*Work instructions*: All entries below are to be set down again, identical to the source.

(Figure record extracts)
#####
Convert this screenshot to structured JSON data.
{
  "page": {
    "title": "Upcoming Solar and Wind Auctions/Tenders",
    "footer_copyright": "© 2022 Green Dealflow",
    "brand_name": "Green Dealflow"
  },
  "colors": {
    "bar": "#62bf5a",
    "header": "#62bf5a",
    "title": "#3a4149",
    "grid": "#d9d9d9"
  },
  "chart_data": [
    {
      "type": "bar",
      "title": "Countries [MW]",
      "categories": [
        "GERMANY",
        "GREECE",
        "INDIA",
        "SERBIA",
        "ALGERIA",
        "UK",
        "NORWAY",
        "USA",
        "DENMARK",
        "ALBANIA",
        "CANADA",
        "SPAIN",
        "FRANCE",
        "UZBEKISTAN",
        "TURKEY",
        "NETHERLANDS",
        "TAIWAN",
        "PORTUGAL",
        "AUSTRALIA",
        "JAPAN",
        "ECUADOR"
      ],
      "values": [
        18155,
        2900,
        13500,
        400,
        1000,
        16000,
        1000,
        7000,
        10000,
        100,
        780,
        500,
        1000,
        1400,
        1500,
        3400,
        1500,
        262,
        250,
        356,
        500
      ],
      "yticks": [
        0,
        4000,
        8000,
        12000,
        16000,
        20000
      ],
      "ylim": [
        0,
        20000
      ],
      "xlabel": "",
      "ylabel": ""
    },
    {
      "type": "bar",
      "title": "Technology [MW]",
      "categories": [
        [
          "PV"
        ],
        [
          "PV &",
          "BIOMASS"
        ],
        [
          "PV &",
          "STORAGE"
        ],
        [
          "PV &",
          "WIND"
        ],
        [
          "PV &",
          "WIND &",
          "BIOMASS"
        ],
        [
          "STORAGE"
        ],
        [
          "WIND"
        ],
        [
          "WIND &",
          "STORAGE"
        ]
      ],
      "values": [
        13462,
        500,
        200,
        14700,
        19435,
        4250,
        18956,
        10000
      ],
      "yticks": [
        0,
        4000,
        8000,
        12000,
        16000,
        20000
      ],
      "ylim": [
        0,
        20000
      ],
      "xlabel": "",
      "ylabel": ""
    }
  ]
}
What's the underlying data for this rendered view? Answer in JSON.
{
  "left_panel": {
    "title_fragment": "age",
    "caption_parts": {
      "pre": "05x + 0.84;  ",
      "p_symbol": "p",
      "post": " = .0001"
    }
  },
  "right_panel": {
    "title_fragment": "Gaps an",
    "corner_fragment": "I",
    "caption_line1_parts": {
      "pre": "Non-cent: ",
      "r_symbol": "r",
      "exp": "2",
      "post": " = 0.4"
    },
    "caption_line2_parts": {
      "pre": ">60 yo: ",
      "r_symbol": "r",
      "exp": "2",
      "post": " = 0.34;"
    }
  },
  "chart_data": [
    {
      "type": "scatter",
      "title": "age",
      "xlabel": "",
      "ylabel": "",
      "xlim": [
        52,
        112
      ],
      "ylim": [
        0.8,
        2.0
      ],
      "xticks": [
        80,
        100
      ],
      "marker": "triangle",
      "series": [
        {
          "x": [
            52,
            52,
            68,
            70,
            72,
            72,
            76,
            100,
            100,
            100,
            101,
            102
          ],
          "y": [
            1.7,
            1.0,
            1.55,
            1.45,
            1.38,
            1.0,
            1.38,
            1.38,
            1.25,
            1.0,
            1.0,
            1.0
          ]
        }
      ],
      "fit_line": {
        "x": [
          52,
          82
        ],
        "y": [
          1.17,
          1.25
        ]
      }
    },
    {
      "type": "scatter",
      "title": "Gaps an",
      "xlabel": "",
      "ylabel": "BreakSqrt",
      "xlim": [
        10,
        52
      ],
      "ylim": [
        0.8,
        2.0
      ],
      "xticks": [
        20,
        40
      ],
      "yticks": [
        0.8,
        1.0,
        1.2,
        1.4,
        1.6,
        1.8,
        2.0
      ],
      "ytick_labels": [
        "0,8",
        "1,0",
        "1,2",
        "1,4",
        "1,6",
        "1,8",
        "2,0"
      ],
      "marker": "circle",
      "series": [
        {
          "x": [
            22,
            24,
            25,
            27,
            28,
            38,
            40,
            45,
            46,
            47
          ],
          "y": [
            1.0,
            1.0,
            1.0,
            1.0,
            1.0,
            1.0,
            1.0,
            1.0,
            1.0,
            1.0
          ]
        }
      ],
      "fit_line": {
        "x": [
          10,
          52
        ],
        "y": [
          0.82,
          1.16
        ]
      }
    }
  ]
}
#####
*Answer to this exercise*:
Convert this screenshot to structured JSON data.
{
  "page": {
    "title": "Upcoming Solar and Wind Auctions/Tenders",
    "footer_copyright": "© 2022 Green Dealflow",
    "brand_name": "Green Dealflow"
  },
  "colors": {
    "bar": "#62bf5a",
    "header": "#62bf5a",
    "title": "#3a4149",
    "grid": "#d9d9d9"
  },
  "chart_data": [
    {
      "type": "bar",
      "title": "Countries [MW]",
      "categories": [
        "GERMANY",
        "GREECE",
        "INDIA",
        "SERBIA",
        "ALGERIA",
        "UK",
        "NORWAY",
        "USA",
        "DENMARK",
        "ALBANIA",
        "CANADA",
        "SPAIN",
        "FRANCE",
        "UZBEKISTAN",
        "TURKEY",
        "NETHERLANDS",
        "TAIWAN",
        "PORTUGAL",
        "AUSTRALIA",
        "JAPAN",
        "ECUADOR"
      ],
      "values": [
        18155,
        2900,
        13500,
        400,
        1000,
        16000,
        1000,
        7000,
        10000,
        100,
        780,
        500,
        1000,
        1400,
        1500,
        3400,
        1500,
        262,
        250,
        356,
        500
      ],
      "yticks": [
        0,
        4000,
        8000,
        12000,
        16000,
        20000
      ],
      "ylim": [
        0,
        20000
      ],
      "xlabel": "",
      "ylabel": ""
    },
    {
      "type": "bar",
      "title": "Technology [MW]",
      "categories": [
        [
          "PV"
        ],
        [
          "PV &",
          "BIOMASS"
        ],
        [
          "PV &",
          "STORAGE"
        ],
        [
          "PV &",
          "WIND"
        ],
        [
          "PV &",
          "WIND &",
          "BIOMASS"
        ],
        [
          "STORAGE"
        ],
        [
          "WIND"
        ],
        [
          "WIND &",
          "STORAGE"
        ]
      ],
      "values": [
        13462,
        500,
        200,
        14700,
        19435,
        4250,
        18956,
        10000
      ],
      "yticks": [
        0,
        4000,
        8000,
        12000,
        16000,
        20000
      ],
      "ylim": [
        0,
        20000
      ],
      "xlabel": "",
      "ylabel": ""
    }
  ]
}
What's the underlying data for this rendered view? Answer in JSON.
{
  "left_panel": {
    "title_fragment": "age",
    "caption_parts": {
      "pre": "05x + 0.84;  ",
      "p_symbol": "p",
      "post": " = .0001"
    }
  },
  "right_panel": {
    "title_fragment": "Gaps an",
    "corner_fragment": "I",
    "caption_line1_parts": {
      "pre": "Non-cent: ",
      "r_symbol": "r",
      "exp": "2",
      "post": " = 0.4"
    },
    "caption_line2_parts": {
      "pre": ">60 yo: ",
      "r_symbol": "r",
      "exp": "2",
      "post": " = 0.34;"
    }
  },
  "chart_data": [
    {
      "type": "scatter",
      "title": "age",
      "xlabel": "",
      "ylabel": "",
      "xlim": [
        52,
        112
      ],
      "ylim": [
        0.8,
        2.0
      ],
      "xticks": [
        80,
        100
      ],
      "marker": "triangle",
      "series": [
        {
          "x": [
            52,
            52,
            68,
            70,
            72,
            72,
            76,
            100,
            100,
            100,
            101,
            102
          ],
          "y": [
            1.7,
            1.0,
            1.55,
            1.45,
            1.38,
            1.0,
            1.38,
            1.38,
            1.25,
            1.0,
            1.0,
            1.0
          ]
        }
      ],
      "fit_line": {
        "x": [
          52,
          82
        ],
        "y": [
          1.17,
          1.25
        ]
      }
    },
    {
      "type": "scatter",
      "title": "Gaps an",
      "xlabel": "",
      "ylabel": "BreakSqrt",
      "xlim": [
        10,
        52
      ],
      "ylim": [
        0.8,
        2.0
      ],
      "xticks": [
        20,
        40
      ],
      "yticks": [
        0.8,
        1.0,
        1.2,
        1.4,
        1.6,
        1.8,
        2.0
      ],
      "ytick_labels": [
        "0,8",
        "1,0",
        "1,2",
        "1,4",
        "1,6",
        "1,8",
        "2,0"
      ],
      "marker": "circle",
      "series": [
        {
          "x": [
            22,
            24,
            25,
            27,
            28,
            38,
            40,
            45,
            46,
            47
          ],
          "y": [
            1.0,
            1.0,
            1.0,
            1.0,
            1.0,
            1.0,
            1.0,
            1.0,
            1.0,
            1.0
          ]
        }
      ],
      "fit_line": {
        "x": [
          10,
          52
        ],
        "y": [
          0.82,
          1.16
        ]
      }
    }
  ]
}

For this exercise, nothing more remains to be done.